● **Prompt**: Below are some entries. Work out how many of their lines hold the word "Selective", and write that number alone.
[Data to process start]
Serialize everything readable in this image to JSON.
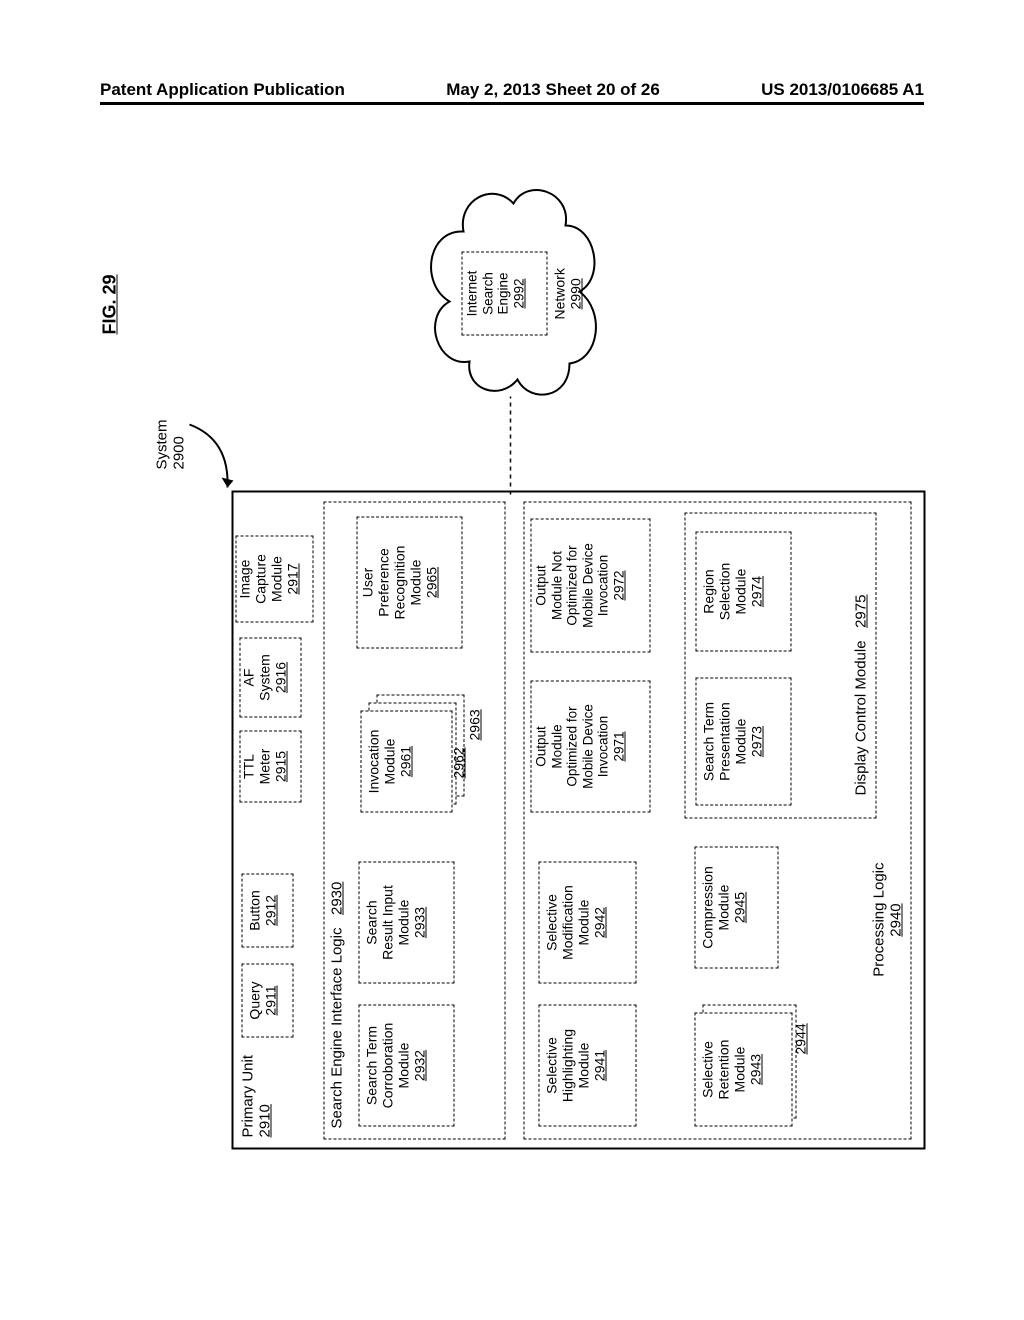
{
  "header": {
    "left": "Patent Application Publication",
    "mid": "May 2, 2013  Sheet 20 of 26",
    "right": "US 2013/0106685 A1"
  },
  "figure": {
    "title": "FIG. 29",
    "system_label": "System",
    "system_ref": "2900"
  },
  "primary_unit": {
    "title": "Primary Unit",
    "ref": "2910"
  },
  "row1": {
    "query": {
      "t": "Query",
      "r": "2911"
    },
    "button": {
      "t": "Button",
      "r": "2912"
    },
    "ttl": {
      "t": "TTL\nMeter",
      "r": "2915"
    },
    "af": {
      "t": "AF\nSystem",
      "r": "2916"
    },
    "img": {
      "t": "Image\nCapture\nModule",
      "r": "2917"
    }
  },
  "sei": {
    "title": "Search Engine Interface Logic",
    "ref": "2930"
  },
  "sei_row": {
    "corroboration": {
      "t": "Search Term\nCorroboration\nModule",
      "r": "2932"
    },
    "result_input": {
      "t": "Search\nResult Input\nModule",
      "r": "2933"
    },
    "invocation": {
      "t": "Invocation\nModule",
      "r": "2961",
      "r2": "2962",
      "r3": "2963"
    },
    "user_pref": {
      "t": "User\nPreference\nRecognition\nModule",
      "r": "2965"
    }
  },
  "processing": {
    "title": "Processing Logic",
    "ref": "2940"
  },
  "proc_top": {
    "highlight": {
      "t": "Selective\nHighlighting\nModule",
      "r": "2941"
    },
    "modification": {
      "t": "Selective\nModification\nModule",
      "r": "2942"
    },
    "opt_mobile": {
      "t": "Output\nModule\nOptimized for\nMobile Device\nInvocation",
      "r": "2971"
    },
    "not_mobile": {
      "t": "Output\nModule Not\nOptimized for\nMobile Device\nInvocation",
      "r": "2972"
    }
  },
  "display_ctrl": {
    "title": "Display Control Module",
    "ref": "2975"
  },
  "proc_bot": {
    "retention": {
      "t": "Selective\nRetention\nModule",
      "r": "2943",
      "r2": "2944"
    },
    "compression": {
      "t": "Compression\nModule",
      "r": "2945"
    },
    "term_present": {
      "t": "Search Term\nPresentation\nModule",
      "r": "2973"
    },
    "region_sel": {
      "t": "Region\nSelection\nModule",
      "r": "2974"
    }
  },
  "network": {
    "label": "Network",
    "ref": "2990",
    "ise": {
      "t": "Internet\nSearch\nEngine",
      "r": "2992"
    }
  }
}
[Data to process end]
● **Solution to the exercise**: 3